[What is required]: Go through the records and show each line where the word "registrerede" occurs.

Collected data

- - -

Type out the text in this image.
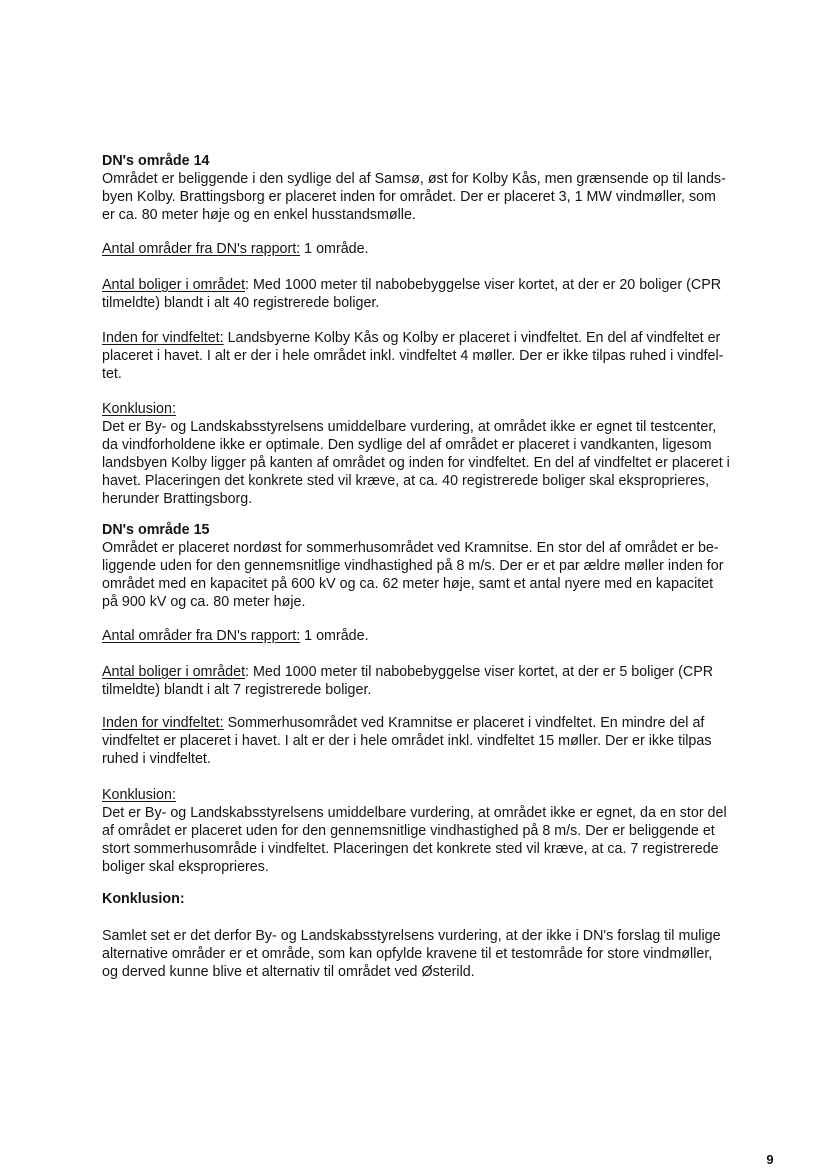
DN's område 14

Området er beliggende i den sydlige del af Samsø, øst for Kolby Kås, men grænsende op til lands-
byen Kolby. Brattingsborg er placeret inden for området. Der er placeret 3, 1 MW vindmøller, som
er ca. 80 meter høje og en enkel husstandsmølle.

Antal områder fra DN's rapport: 1 område.

Antal boliger i området: Med 1000 meter til nabobebyggelse viser kortet, at der er 20 boliger (CPR
tilmeldte) blandt i alt 40 registrerede boliger.
Inden for vindfeltet: Landsbyerne Kolby Kås og Kolby er placeret i vindfeltet. En del af vindfeltet er
placeret i havet. I alt er der i hele området inkl. vindfeltet 4 møller. Der er ikke tilpas ruhed i vindfel-
tet.
Konklusion:
Det er By- og Landskabsstyrelsens umiddelbare vurdering, at området ikke er egnet til testcenter,
da vindforholdene ikke er optimale. Den sydlige del af området er placeret i vandkanten, ligesom
landsbyen Kolby ligger på kanten af området og inden for vindfeltet. En del af vindfeltet er placeret i
havet. Placeringen det konkrete sted vil kræve, at ca. 40 registrerede boliger skal eksproprieres,
herunder Brattingsborg.

DN's område 15

Området er placeret nordøst for sommerhusområdet ved Kramnitse. En stor del af området er be-
liggende uden for den gennemsnitlige vindhastighed på 8 m/s. Der er et par ældre møller inden for
området med en kapacitet på 600 kV og ca. 62 meter høje, samt et antal nyere med en kapacitet
på 900 kV og ca. 80 meter høje.

Antal områder fra DN's rapport: 1 område.

Antal boliger i området: Med 1000 meter til nabobebyggelse viser kortet, at der er 5 boliger (CPR
tilmeldte) blandt i alt 7 registrerede boliger.
Inden for vindfeltet: Sommerhusområdet ved Kramnitse er placeret i vindfeltet. En mindre del af
vindfeltet er placeret i havet. I alt er der i hele området inkl. vindfeltet 15 møller. Der er ikke tilpas
ruhed i vindfeltet.
Konklusion:
Det er By- og Landskabsstyrelsens umiddelbare vurdering, at området ikke er egnet, da en stor del
af området er placeret uden for den gennemsnitlige vindhastighed på 8 m/s. Der er beliggende et
stort sommerhusområde i vindfeltet. Placeringen det konkrete sted vil kræve, at ca. 7 registrerede
boliger skal eksproprieres.

Konklusion:

Samlet set er det derfor By- og Landskabsstyrelsens vurdering, at der ikke i DN's forslag til mulige
alternative områder er et område, som kan opfylde kravene til et testområde for store vindmøller,
og derved kunne blive et alternativ til området ved Østerild.
9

- - -

[The answer]:
tilmeldte) blandt i alt 40 registrerede boliger.
havet. Placeringen det konkrete sted vil kræve, at ca. 40 registrerede boliger skal eksproprieres,
tilmeldte) blandt i alt 7 registrerede boliger.
stort sommerhusområde i vindfeltet. Placeringen det konkrete sted vil kræve, at ca. 7 registrerede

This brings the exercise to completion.